## RECORDS SUPPLIED
---+---

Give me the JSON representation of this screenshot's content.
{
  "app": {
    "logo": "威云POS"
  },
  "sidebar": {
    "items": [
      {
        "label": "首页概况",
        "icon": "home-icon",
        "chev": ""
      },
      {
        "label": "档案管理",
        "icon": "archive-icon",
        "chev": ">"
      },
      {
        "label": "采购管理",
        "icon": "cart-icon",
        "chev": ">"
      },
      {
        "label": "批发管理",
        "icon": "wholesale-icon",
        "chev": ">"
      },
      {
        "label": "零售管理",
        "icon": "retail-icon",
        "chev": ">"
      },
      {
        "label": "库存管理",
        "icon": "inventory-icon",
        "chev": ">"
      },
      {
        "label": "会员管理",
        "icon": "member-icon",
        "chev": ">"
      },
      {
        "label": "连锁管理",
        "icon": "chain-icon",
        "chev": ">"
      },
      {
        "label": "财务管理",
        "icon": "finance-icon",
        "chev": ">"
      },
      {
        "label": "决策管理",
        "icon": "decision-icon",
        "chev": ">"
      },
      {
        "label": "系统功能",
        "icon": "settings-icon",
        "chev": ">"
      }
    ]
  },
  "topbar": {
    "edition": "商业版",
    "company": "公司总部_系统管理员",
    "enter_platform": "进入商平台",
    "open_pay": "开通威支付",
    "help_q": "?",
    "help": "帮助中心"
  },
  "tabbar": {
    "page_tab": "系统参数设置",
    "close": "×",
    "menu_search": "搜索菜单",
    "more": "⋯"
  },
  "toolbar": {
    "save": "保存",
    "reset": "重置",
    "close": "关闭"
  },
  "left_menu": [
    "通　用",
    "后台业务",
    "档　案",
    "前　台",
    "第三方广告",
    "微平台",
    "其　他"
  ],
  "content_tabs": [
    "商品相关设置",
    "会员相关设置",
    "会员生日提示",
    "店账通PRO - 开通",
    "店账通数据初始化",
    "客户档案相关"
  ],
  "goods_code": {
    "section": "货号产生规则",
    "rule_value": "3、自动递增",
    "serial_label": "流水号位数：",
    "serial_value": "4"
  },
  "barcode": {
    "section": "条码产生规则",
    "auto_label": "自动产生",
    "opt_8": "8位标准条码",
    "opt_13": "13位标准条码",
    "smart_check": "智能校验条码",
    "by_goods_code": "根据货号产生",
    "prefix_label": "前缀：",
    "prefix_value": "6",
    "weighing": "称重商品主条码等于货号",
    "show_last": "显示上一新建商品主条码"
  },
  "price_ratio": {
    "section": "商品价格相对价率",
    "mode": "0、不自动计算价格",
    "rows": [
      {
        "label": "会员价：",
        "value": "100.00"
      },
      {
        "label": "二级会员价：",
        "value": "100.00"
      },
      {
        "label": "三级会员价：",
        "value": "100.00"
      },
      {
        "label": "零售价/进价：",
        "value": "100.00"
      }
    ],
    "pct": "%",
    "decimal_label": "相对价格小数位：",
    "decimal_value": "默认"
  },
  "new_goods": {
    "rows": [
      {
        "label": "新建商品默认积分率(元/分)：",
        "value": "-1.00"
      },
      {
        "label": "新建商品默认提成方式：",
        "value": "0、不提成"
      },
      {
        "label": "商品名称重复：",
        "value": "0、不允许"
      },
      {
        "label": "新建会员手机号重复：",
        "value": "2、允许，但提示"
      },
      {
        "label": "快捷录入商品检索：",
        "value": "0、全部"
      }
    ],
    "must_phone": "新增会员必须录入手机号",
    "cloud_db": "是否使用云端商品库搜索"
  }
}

---+---

## GOAL OF THE EXERCISE
Select and copy every line of the listing with the word "icon".

## THE REPLY
        "icon": "home-icon",
        "icon": "archive-icon",
        "icon": "cart-icon",
        "icon": "wholesale-icon",
        "icon": "retail-icon",
        "icon": "inventory-icon",
        "icon": "member-icon",
        "icon": "chain-icon",
        "icon": "finance-icon",
        "icon": "decision-icon",
        "icon": "settings-icon",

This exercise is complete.